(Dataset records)
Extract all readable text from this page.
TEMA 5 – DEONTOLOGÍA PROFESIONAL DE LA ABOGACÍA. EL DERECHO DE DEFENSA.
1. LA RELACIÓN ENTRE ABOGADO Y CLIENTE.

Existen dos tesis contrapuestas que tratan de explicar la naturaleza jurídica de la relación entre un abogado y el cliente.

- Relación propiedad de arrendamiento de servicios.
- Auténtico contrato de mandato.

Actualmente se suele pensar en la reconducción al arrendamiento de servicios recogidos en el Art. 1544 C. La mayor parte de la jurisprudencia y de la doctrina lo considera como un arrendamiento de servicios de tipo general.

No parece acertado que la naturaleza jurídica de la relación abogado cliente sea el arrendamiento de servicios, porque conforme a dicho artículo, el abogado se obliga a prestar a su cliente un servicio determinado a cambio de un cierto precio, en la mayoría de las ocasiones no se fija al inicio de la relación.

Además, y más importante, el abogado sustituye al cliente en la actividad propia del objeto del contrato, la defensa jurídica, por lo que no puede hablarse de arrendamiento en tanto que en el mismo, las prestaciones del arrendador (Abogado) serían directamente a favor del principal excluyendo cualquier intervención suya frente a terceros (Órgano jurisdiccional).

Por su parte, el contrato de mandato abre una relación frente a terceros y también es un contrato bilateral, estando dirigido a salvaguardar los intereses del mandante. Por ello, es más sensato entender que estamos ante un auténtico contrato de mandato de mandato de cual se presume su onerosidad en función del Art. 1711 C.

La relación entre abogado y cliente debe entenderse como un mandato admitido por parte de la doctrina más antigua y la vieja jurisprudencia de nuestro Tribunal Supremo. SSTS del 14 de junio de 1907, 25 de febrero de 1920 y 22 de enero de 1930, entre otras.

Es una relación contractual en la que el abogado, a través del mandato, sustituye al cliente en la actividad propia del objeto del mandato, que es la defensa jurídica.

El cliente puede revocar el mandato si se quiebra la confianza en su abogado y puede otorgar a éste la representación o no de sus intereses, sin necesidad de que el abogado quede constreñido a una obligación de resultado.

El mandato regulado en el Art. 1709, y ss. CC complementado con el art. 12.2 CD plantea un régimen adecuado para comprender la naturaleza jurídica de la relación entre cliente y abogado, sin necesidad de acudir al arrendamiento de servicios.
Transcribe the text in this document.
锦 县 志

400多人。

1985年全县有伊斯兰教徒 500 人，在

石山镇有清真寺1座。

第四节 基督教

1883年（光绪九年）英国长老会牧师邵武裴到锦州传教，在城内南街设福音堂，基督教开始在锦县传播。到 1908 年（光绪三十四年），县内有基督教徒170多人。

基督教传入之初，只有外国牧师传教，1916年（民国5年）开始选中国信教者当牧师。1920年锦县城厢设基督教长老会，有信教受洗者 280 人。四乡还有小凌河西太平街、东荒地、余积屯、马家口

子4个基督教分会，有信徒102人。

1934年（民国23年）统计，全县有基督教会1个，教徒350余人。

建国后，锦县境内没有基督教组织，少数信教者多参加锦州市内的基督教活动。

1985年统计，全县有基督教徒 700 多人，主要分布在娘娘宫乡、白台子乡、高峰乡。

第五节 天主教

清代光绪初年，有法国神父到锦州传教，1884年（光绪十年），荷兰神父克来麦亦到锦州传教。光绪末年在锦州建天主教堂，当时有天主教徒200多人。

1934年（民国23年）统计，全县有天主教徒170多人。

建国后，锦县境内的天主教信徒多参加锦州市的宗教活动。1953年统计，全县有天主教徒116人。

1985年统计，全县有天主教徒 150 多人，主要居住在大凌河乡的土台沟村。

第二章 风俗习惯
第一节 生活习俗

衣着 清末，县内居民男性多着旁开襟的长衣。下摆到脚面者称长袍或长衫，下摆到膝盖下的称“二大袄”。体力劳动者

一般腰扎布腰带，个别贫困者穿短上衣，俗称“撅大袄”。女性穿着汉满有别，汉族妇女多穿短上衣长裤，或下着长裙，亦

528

EXERCISE PROMPT:
Write out every entry exactly as given.

CORRECT OUTPUT:
Extract all readable text from this page.
TEMA 5 – DEONTOLOGÍA PROFESIONAL DE LA ABOGACÍA. EL DERECHO DE DEFENSA.
1. LA RELACIÓN ENTRE ABOGADO Y CLIENTE.

Existen dos tesis contrapuestas que tratan de explicar la naturaleza jurídica de la relación entre un abogado y el cliente.

- Relación propiedad de arrendamiento de servicios.
- Auténtico contrato de mandato.

Actualmente se suele pensar en la reconducción al arrendamiento de servicios recogidos en el Art. 1544 C. La mayor parte de la jurisprudencia y de la doctrina lo considera como un arrendamiento de servicios de tipo general.

No parece acertado que la naturaleza jurídica de la relación abogado cliente sea el arrendamiento de servicios, porque conforme a dicho artículo, el abogado se obliga a prestar a su cliente un servicio determinado a cambio de un cierto precio, en la mayoría de las ocasiones no se fija al inicio de la relación.

Además, y más importante, el abogado sustituye al cliente en la actividad propia del objeto del contrato, la defensa jurídica, por lo que no puede hablarse de arrendamiento en tanto que en el mismo, las prestaciones del arrendador (Abogado) serían directamente a favor del principal excluyendo cualquier intervención suya frente a terceros (Órgano jurisdiccional).

Por su parte, el contrato de mandato abre una relación frente a terceros y también es un contrato bilateral, estando dirigido a salvaguardar los intereses del mandante. Por ello, es más sensato entender que estamos ante un auténtico contrato de mandato de mandato de cual se presume su onerosidad en función del Art. 1711 C.

La relación entre abogado y cliente debe entenderse como un mandato admitido por parte de la doctrina más antigua y la vieja jurisprudencia de nuestro Tribunal Supremo. SSTS del 14 de junio de 1907, 25 de febrero de 1920 y 22 de enero de 1930, entre otras.

Es una relación contractual en la que el abogado, a través del mandato, sustituye al cliente en la actividad propia del objeto del mandato, que es la defensa jurídica.

El cliente puede revocar el mandato si se quiebra la confianza en su abogado y puede otorgar a éste la representación o no de sus intereses, sin necesidad de que el abogado quede constreñido a una obligación de resultado.

El mandato regulado en el Art. 1709, y ss. CC complementado con el art. 12.2 CD plantea un régimen adecuado para comprender la naturaleza jurídica de la relación entre cliente y abogado, sin necesidad de acudir al arrendamiento de servicios.
Transcribe the text in this document.
锦 县 志

400多人。

1985年全县有伊斯兰教徒 500 人，在

石山镇有清真寺1座。

第四节 基督教

1883年（光绪九年）英国长老会牧师邵武裴到锦州传教，在城内南街设福音堂，基督教开始在锦县传播。到 1908 年（光绪三十四年），县内有基督教徒170多人。

基督教传入之初，只有外国牧师传教，1916年（民国5年）开始选中国信教者当牧师。1920年锦县城厢设基督教长老会，有信教受洗者 280 人。四乡还有小凌河西太平街、东荒地、余积屯、马家口

子4个基督教分会，有信徒102人。

1934年（民国23年）统计，全县有基督教会1个，教徒350余人。

建国后，锦县境内没有基督教组织，少数信教者多参加锦州市内的基督教活动。

1985年统计，全县有基督教徒 700 多人，主要分布在娘娘宫乡、白台子乡、高峰乡。

第五节 天主教

清代光绪初年，有法国神父到锦州传教，1884年（光绪十年），荷兰神父克来麦亦到锦州传教。光绪末年在锦州建天主教堂，当时有天主教徒200多人。

1934年（民国23年）统计，全县有天主教徒170多人。

建国后，锦县境内的天主教信徒多参加锦州市的宗教活动。1953年统计，全县有天主教徒116人。

1985年统计，全县有天主教徒 150 多人，主要居住在大凌河乡的土台沟村。

第二章 风俗习惯
第一节 生活习俗

衣着 清末，县内居民男性多着旁开襟的长衣。下摆到脚面者称长袍或长衫，下摆到膝盖下的称“二大袄”。体力劳动者

一般腰扎布腰带，个别贫困者穿短上衣，俗称“撅大袄”。女性穿着汉满有别，汉族妇女多穿短上衣长裤，或下着长裙，亦

528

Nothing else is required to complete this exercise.